EXTRACTED TEXT:
•••••

File size: 4,405 Bytes

---
license: mit
datasets:
- eagle0504/openai-gsm8k-enhanced-using-together-ai-deepseek-train8k-test1k-v1
language:
- en
base_model:
- deepseek-ai/DeepSeek-R1-Distill-Qwen-1.5B
library_name: transformers
tags:
- fine-tuned
- unsloth
- trl
- grpo
- deepseek
- gsm8k
- reasoning
---

# **DeepSeek-R1-Distill-Qwen-1.5B Fine-Tuned on GSM8K with Chain-of-Thought Augmentation**

## **Model Overview**
This model is a fine-tuned version of **DeepSeek-R1-Distill-Qwen-1.5B**, trained on the **OpenAI GSM8K dataset**, augmented with **Chain-of-Thought (CoT) reasoning** using **DeepSeek-V3**. The fine-tuning process enhances the model’s **mathematical problem-solving abilities**, allowing it to provide **step-by-step solutions** with deeper reasoning.

•••••

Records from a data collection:
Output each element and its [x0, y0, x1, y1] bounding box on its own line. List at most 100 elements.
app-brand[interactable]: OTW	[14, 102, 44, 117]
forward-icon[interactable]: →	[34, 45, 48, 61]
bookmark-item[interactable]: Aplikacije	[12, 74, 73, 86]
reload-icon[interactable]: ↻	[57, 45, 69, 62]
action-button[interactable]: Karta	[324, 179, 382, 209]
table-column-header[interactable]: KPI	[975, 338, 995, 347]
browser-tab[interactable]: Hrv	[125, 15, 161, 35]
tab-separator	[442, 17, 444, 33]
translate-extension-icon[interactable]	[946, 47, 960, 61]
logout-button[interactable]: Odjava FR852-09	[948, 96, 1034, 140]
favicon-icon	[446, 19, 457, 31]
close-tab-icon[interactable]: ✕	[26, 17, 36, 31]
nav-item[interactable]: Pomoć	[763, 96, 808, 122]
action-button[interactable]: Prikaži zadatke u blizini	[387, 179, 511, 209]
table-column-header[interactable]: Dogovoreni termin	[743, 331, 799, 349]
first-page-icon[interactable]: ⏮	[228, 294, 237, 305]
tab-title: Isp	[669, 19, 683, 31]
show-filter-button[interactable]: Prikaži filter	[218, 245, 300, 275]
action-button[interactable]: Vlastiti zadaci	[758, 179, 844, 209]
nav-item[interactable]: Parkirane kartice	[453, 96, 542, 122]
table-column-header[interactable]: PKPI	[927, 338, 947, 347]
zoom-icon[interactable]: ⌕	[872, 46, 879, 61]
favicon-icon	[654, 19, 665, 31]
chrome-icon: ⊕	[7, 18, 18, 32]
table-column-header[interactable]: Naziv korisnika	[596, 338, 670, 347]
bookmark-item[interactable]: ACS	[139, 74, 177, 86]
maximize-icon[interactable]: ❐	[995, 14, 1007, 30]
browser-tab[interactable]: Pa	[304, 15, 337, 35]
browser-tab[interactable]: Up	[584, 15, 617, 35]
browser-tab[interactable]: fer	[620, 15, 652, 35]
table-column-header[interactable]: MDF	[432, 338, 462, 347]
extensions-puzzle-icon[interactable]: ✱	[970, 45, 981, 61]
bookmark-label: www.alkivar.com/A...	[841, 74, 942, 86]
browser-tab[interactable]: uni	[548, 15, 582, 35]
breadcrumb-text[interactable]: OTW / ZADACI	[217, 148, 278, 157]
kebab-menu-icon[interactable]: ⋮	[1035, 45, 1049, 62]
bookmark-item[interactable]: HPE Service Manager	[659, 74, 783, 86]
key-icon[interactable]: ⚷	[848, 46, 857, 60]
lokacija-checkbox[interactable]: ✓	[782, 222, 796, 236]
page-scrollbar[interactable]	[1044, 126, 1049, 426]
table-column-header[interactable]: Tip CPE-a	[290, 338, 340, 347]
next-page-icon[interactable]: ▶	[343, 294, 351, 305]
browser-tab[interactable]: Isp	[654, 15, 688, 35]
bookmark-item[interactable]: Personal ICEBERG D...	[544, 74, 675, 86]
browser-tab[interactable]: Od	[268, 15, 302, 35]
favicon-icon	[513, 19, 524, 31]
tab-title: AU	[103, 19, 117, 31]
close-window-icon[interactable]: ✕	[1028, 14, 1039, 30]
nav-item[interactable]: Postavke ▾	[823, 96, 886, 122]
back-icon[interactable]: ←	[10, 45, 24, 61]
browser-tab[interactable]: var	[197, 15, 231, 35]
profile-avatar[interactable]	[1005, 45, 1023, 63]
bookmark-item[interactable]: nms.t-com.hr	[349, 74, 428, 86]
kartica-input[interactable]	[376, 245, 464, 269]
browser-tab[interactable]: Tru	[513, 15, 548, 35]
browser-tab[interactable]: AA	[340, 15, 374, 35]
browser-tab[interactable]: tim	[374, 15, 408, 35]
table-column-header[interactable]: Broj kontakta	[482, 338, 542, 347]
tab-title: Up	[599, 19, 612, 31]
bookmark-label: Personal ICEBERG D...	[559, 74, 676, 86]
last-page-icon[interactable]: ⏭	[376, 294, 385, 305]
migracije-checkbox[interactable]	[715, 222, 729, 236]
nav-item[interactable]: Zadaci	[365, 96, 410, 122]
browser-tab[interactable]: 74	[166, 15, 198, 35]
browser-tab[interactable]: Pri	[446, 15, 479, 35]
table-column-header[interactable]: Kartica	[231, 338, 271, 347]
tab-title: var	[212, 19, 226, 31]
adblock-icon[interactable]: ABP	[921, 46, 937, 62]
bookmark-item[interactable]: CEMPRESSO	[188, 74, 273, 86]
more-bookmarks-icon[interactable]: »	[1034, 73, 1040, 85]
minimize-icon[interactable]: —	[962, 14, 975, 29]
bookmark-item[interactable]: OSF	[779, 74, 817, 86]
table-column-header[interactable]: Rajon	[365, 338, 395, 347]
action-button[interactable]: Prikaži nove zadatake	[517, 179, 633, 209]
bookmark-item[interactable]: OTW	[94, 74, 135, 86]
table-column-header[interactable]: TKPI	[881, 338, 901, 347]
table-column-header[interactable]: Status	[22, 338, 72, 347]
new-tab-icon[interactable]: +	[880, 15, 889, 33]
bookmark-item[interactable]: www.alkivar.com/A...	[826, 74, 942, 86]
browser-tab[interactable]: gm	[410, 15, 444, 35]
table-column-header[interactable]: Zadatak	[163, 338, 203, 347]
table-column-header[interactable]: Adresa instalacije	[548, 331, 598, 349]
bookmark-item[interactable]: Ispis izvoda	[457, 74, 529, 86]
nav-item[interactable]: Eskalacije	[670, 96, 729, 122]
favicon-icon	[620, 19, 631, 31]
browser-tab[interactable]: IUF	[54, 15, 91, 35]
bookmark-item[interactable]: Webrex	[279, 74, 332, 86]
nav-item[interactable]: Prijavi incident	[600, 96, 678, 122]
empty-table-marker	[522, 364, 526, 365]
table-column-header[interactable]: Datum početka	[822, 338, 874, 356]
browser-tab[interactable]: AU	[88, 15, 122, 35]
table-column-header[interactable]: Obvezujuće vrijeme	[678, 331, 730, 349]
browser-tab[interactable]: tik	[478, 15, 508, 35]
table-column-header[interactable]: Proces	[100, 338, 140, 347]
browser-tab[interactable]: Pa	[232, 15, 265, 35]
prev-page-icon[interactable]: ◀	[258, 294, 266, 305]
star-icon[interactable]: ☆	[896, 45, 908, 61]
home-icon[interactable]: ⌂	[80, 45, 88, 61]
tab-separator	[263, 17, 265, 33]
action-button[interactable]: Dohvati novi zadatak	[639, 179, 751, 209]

•••••

WORK ITEM:
Please state which model the model card names as the source of the chain-of-thought reasoning added to the GSM8K data.

TASK SOLUTION:
DeepSeek-V3